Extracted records
::::
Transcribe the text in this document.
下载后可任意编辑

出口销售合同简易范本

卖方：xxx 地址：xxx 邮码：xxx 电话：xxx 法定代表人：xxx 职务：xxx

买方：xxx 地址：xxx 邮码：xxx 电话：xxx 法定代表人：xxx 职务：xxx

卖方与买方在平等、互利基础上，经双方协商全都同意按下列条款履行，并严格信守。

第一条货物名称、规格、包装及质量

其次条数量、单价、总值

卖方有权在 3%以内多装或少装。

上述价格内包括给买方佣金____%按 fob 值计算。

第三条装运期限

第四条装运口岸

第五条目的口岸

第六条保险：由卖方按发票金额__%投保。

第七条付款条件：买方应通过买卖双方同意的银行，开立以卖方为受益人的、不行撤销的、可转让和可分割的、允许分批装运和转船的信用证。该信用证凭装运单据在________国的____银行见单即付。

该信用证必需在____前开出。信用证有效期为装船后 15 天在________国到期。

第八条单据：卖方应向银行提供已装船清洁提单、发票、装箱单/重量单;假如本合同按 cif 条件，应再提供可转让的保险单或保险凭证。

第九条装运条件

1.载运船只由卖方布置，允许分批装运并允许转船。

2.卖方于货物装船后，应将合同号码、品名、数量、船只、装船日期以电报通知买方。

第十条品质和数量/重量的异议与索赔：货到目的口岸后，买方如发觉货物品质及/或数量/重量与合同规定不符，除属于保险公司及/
::::
Repeat the listing exactly, from its first line to its last.

### COMPLETE RESPONSE
Transcribe the text in this document.
下载后可任意编辑

出口销售合同简易范本

卖方：xxx 地址：xxx 邮码：xxx 电话：xxx 法定代表人：xxx 职务：xxx

买方：xxx 地址：xxx 邮码：xxx 电话：xxx 法定代表人：xxx 职务：xxx

卖方与买方在平等、互利基础上，经双方协商全都同意按下列条款履行，并严格信守。

第一条货物名称、规格、包装及质量

其次条数量、单价、总值

卖方有权在 3%以内多装或少装。

上述价格内包括给买方佣金____%按 fob 值计算。

第三条装运期限

第四条装运口岸

第五条目的口岸

第六条保险：由卖方按发票金额__%投保。

第七条付款条件：买方应通过买卖双方同意的银行，开立以卖方为受益人的、不行撤销的、可转让和可分割的、允许分批装运和转船的信用证。该信用证凭装运单据在________国的____银行见单即付。

该信用证必需在____前开出。信用证有效期为装船后 15 天在________国到期。

第八条单据：卖方应向银行提供已装船清洁提单、发票、装箱单/重量单;假如本合同按 cif 条件，应再提供可转让的保险单或保险凭证。

第九条装运条件

1.载运船只由卖方布置，允许分批装运并允许转船。

2.卖方于货物装船后，应将合同号码、品名、数量、船只、装船日期以电报通知买方。

第十条品质和数量/重量的异议与索赔：货到目的口岸后，买方如发觉货物品质及/或数量/重量与合同规定不符，除属于保险公司及/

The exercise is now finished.